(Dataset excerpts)
===
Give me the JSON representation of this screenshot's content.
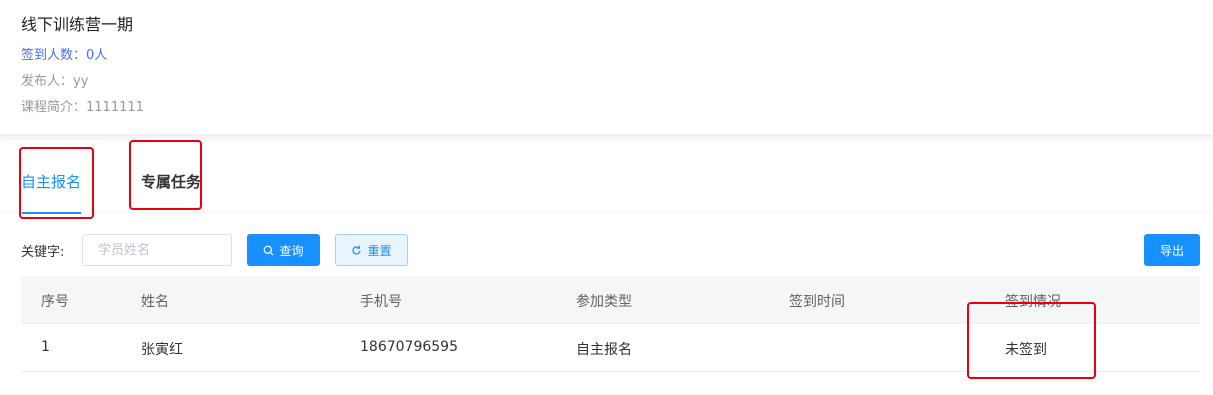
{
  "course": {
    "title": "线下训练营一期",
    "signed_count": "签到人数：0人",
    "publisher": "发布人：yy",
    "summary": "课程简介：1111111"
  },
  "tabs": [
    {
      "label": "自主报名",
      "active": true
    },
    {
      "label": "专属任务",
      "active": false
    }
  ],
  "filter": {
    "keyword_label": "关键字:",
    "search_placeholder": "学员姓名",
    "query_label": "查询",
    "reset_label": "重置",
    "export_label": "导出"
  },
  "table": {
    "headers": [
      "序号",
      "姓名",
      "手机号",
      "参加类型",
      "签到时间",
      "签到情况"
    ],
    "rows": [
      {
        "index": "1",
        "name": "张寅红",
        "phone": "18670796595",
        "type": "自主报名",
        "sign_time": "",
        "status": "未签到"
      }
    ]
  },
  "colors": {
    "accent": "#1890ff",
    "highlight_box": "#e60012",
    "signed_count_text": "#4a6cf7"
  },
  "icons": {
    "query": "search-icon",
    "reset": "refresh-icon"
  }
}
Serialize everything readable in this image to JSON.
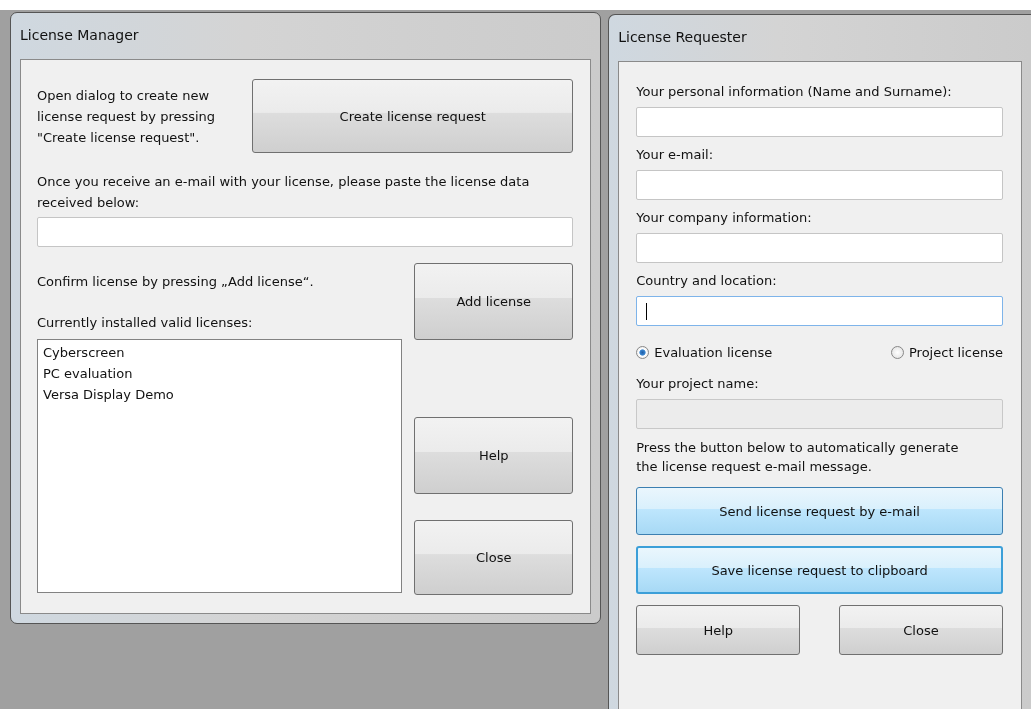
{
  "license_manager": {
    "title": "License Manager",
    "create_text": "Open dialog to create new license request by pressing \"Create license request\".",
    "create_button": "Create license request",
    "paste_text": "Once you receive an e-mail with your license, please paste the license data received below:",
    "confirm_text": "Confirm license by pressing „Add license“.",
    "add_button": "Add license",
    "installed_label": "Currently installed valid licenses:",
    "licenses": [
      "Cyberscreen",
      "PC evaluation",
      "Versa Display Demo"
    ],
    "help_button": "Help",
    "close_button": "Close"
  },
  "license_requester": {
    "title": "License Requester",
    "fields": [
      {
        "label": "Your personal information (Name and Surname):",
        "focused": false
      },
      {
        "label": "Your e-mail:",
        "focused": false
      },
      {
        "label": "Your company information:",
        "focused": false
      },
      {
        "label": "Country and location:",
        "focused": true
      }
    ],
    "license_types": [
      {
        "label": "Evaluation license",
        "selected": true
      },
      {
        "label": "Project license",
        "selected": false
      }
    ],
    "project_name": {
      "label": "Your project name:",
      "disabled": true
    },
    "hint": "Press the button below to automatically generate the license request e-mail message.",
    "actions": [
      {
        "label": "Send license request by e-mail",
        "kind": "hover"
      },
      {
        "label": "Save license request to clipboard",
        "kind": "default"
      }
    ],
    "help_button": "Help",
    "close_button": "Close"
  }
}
===
WHAT NEEDS TO BE DONE: Search the data for the string "information" and copy each line where it appears.

TASK SOLUTION:
        "label": "Your personal information (Name and Surname):",
        "label": "Your company information:",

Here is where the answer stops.